▶ The problem: All records should be reproduced verbatim.

▶ Input for this task:
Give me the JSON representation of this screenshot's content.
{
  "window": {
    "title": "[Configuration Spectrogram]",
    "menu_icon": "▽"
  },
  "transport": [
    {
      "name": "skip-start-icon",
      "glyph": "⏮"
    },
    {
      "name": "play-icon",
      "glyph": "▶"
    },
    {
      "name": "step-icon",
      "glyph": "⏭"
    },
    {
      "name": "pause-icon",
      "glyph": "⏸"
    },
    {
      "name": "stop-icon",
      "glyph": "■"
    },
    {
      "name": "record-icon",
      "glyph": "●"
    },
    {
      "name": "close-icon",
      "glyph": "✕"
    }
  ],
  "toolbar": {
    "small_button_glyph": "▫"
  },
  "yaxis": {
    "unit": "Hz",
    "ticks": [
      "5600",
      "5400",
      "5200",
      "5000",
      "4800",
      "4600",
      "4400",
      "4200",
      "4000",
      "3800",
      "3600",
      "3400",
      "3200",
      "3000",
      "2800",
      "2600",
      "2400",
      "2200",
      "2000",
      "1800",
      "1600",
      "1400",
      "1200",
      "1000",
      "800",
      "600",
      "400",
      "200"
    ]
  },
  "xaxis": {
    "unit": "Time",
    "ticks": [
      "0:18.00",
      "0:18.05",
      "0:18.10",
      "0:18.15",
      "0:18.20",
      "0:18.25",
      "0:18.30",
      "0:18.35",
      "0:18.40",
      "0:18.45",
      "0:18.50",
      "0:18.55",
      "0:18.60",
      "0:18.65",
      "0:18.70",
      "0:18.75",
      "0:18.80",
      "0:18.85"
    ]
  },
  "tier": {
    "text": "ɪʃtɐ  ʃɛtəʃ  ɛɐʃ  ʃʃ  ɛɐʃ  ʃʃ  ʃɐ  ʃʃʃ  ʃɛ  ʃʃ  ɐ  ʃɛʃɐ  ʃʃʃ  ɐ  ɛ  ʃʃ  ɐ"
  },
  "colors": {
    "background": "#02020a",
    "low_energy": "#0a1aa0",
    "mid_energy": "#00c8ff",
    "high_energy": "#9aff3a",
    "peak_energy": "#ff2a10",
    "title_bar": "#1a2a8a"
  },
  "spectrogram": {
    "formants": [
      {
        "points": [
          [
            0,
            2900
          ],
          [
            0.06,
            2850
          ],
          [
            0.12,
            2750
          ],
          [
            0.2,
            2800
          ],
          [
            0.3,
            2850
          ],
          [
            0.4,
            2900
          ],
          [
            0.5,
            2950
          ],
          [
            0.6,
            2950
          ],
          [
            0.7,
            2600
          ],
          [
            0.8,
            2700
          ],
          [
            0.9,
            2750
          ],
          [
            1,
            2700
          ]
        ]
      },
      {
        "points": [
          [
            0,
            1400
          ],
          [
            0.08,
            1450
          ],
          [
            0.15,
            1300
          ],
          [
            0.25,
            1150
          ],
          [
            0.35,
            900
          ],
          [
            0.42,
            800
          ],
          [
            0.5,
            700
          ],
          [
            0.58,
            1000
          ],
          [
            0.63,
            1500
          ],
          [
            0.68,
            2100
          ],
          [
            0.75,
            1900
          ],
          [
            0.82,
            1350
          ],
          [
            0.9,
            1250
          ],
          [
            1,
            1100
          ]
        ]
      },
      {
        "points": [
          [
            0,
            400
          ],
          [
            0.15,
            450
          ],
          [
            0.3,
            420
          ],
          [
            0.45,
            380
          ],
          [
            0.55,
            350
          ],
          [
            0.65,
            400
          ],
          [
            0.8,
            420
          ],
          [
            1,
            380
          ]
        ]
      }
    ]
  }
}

▶ Correct result:
Give me the JSON representation of this screenshot's content.
{
  "window": {
    "title": "[Configuration Spectrogram]",
    "menu_icon": "▽"
  },
  "transport": [
    {
      "name": "skip-start-icon",
      "glyph": "⏮"
    },
    {
      "name": "play-icon",
      "glyph": "▶"
    },
    {
      "name": "step-icon",
      "glyph": "⏭"
    },
    {
      "name": "pause-icon",
      "glyph": "⏸"
    },
    {
      "name": "stop-icon",
      "glyph": "■"
    },
    {
      "name": "record-icon",
      "glyph": "●"
    },
    {
      "name": "close-icon",
      "glyph": "✕"
    }
  ],
  "toolbar": {
    "small_button_glyph": "▫"
  },
  "yaxis": {
    "unit": "Hz",
    "ticks": [
      "5600",
      "5400",
      "5200",
      "5000",
      "4800",
      "4600",
      "4400",
      "4200",
      "4000",
      "3800",
      "3600",
      "3400",
      "3200",
      "3000",
      "2800",
      "2600",
      "2400",
      "2200",
      "2000",
      "1800",
      "1600",
      "1400",
      "1200",
      "1000",
      "800",
      "600",
      "400",
      "200"
    ]
  },
  "xaxis": {
    "unit": "Time",
    "ticks": [
      "0:18.00",
      "0:18.05",
      "0:18.10",
      "0:18.15",
      "0:18.20",
      "0:18.25",
      "0:18.30",
      "0:18.35",
      "0:18.40",
      "0:18.45",
      "0:18.50",
      "0:18.55",
      "0:18.60",
      "0:18.65",
      "0:18.70",
      "0:18.75",
      "0:18.80",
      "0:18.85"
    ]
  },
  "tier": {
    "text": "ɪʃtɐ  ʃɛtəʃ  ɛɐʃ  ʃʃ  ɛɐʃ  ʃʃ  ʃɐ  ʃʃʃ  ʃɛ  ʃʃ  ɐ  ʃɛʃɐ  ʃʃʃ  ɐ  ɛ  ʃʃ  ɐ"
  },
  "colors": {
    "background": "#02020a",
    "low_energy": "#0a1aa0",
    "mid_energy": "#00c8ff",
    "high_energy": "#9aff3a",
    "peak_energy": "#ff2a10",
    "title_bar": "#1a2a8a"
  },
  "spectrogram": {
    "formants": [
      {
        "points": [
          [
            0,
            2900
          ],
          [
            0.06,
            2850
          ],
          [
            0.12,
            2750
          ],
          [
            0.2,
            2800
          ],
          [
            0.3,
            2850
          ],
          [
            0.4,
            2900
          ],
          [
            0.5,
            2950
          ],
          [
            0.6,
            2950
          ],
          [
            0.7,
            2600
          ],
          [
            0.8,
            2700
          ],
          [
            0.9,
            2750
          ],
          [
            1,
            2700
          ]
        ]
      },
      {
        "points": [
          [
            0,
            1400
          ],
          [
            0.08,
            1450
          ],
          [
            0.15,
            1300
          ],
          [
            0.25,
            1150
          ],
          [
            0.35,
            900
          ],
          [
            0.42,
            800
          ],
          [
            0.5,
            700
          ],
          [
            0.58,
            1000
          ],
          [
            0.63,
            1500
          ],
          [
            0.68,
            2100
          ],
          [
            0.75,
            1900
          ],
          [
            0.82,
            1350
          ],
          [
            0.9,
            1250
          ],
          [
            1,
            1100
          ]
        ]
      },
      {
        "points": [
          [
            0,
            400
          ],
          [
            0.15,
            450
          ],
          [
            0.3,
            420
          ],
          [
            0.45,
            380
          ],
          [
            0.55,
            350
          ],
          [
            0.65,
            400
          ],
          [
            0.8,
            420
          ],
          [
            1,
            380
          ]
        ]
      }
    ]
  }
}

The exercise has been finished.